**Assignment**
All lines in the data that hold the word "license" need copying.
[[ Supplied material open ]]
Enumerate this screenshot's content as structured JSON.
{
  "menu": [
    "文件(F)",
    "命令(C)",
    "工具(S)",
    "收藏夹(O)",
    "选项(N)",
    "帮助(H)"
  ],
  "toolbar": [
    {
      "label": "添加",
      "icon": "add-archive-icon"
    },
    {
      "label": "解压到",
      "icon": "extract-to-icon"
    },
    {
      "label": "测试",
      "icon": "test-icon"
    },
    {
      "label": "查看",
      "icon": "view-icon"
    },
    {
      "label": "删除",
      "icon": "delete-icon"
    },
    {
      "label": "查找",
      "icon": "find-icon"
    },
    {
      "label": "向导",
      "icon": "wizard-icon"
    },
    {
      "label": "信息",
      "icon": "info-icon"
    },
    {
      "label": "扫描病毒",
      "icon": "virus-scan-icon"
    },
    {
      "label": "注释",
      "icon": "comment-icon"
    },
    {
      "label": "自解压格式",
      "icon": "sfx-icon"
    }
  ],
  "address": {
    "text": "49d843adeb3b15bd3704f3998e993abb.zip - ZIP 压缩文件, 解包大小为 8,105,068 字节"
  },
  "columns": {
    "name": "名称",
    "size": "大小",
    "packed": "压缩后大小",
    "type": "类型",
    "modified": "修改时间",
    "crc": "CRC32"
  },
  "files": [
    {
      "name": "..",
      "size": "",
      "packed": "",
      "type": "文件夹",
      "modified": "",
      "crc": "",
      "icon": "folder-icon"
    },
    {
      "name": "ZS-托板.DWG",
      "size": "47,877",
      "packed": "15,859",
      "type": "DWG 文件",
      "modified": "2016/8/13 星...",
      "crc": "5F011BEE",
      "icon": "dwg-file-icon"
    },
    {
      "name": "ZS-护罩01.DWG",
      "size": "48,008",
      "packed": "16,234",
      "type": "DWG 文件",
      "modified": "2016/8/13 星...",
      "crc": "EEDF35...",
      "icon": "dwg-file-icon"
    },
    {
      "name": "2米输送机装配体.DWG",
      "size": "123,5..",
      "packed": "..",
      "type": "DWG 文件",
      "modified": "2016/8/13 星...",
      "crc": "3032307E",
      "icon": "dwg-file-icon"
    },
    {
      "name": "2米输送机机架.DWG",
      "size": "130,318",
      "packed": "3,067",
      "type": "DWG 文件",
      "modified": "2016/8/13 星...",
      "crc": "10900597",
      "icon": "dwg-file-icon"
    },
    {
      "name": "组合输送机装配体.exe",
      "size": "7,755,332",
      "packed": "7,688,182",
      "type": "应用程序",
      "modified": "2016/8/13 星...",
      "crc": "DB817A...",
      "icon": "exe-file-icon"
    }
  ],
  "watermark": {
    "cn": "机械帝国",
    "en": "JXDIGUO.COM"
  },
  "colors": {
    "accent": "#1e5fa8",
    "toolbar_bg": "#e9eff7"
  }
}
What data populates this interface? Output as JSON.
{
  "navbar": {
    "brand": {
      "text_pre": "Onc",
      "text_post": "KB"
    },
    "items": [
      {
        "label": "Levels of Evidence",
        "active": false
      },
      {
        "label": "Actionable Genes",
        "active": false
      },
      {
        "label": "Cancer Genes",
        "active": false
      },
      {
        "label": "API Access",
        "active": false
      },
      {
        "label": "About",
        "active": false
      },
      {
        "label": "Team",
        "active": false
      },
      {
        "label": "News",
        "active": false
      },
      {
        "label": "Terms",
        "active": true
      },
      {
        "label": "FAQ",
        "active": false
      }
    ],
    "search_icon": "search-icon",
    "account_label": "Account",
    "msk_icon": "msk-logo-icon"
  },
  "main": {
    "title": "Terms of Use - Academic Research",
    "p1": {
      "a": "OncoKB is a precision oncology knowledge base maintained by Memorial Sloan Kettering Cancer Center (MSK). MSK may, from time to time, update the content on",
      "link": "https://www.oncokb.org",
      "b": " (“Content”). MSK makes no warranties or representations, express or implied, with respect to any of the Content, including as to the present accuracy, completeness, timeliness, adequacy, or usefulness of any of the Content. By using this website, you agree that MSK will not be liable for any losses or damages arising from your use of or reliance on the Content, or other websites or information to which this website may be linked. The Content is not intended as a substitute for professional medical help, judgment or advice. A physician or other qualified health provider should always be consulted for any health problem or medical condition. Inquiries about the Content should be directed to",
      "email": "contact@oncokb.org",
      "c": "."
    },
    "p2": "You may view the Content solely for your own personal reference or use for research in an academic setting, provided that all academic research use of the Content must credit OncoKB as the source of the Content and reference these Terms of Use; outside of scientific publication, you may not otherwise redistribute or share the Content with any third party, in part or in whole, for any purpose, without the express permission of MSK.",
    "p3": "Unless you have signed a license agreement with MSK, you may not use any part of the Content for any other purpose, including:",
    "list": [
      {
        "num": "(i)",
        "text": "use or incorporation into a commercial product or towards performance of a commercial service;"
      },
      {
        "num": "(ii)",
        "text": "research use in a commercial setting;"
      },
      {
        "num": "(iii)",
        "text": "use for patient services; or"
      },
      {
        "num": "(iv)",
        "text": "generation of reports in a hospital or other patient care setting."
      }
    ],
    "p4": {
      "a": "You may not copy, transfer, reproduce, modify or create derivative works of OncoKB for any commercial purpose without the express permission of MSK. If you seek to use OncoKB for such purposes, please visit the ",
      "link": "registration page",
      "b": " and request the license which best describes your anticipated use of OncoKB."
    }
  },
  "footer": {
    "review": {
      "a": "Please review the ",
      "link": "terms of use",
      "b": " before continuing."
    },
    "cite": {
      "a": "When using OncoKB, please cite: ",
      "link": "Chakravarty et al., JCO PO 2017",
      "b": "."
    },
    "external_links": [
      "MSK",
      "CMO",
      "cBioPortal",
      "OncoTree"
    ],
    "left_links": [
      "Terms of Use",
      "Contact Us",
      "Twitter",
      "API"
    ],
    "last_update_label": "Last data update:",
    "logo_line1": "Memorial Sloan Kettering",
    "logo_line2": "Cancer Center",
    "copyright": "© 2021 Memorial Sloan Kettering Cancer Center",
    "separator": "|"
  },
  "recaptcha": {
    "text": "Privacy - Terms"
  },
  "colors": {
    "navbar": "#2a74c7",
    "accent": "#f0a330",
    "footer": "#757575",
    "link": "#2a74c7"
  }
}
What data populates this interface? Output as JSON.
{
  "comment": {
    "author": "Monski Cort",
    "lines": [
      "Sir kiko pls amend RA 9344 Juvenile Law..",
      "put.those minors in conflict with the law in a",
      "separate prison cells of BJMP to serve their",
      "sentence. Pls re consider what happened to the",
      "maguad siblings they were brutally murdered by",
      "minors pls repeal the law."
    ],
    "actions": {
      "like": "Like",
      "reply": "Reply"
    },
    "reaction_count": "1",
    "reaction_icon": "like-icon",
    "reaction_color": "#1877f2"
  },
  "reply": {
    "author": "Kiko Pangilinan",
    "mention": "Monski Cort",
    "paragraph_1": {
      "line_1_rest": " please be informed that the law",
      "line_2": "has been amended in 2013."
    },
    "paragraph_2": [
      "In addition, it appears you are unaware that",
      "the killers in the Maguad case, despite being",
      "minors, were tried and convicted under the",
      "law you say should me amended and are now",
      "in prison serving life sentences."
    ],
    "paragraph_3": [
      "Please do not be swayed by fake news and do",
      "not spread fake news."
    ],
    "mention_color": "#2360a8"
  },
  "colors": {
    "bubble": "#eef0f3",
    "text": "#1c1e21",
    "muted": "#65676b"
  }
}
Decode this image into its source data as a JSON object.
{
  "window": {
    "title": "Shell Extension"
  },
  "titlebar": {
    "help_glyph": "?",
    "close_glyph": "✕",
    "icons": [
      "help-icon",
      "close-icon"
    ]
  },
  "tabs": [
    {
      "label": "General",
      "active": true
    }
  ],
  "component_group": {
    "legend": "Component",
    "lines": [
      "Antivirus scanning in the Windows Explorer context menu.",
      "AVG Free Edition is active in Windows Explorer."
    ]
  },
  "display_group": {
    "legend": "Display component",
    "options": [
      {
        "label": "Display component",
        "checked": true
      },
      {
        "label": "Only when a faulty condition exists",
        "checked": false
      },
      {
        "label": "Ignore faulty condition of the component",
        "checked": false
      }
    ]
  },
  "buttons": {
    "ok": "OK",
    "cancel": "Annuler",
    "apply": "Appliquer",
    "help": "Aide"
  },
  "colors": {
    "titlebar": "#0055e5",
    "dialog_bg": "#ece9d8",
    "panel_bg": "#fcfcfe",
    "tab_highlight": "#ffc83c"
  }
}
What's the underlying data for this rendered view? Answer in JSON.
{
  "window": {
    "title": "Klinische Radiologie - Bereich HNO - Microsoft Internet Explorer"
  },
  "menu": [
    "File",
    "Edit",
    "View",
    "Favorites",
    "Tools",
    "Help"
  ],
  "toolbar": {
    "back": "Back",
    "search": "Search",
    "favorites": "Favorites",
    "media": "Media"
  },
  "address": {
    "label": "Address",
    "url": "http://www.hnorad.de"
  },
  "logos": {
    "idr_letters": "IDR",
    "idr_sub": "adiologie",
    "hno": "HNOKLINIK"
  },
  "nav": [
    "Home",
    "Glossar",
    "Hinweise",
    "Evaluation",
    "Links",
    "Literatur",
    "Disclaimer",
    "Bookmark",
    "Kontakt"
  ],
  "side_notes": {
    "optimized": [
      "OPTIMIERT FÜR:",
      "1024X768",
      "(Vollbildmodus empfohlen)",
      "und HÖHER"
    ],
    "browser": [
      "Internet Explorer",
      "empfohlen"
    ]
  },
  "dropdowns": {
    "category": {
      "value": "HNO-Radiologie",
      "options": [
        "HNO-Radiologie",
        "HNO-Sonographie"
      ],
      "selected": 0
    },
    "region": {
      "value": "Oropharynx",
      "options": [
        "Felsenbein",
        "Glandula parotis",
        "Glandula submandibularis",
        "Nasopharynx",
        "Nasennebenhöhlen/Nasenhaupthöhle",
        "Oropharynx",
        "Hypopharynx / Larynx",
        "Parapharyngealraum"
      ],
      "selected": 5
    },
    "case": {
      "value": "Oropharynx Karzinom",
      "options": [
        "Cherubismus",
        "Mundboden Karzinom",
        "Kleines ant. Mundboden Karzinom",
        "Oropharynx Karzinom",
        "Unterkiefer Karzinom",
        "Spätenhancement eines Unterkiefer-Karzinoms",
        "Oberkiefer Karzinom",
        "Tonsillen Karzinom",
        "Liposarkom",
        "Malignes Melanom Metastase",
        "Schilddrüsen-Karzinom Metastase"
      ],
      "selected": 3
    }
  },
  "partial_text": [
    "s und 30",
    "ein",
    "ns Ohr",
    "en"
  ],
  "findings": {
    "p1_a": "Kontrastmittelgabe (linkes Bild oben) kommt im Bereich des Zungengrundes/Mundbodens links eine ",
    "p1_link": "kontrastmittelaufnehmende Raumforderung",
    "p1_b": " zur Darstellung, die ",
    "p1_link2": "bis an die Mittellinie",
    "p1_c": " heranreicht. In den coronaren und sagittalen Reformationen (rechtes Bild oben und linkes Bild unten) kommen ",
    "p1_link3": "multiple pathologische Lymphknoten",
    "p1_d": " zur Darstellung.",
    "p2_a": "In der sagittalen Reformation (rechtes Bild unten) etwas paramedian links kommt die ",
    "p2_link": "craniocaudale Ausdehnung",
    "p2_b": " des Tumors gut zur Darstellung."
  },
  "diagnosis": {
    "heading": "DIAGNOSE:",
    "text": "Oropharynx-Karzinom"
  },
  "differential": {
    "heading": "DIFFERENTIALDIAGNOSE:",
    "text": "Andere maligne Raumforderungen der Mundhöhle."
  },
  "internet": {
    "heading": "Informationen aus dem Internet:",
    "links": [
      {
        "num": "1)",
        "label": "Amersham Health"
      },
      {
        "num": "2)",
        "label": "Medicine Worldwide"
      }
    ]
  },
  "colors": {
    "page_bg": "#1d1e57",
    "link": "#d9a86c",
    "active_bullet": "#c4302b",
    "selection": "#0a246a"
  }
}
[[ Supplied material closed ]]
**Reply**
    "p3": "Unless you have signed a license agreement with MSK, you may not use any part of the Content for any other purpose, including:",
      "b": " and request the license which best describes your anticipated use of OncoKB."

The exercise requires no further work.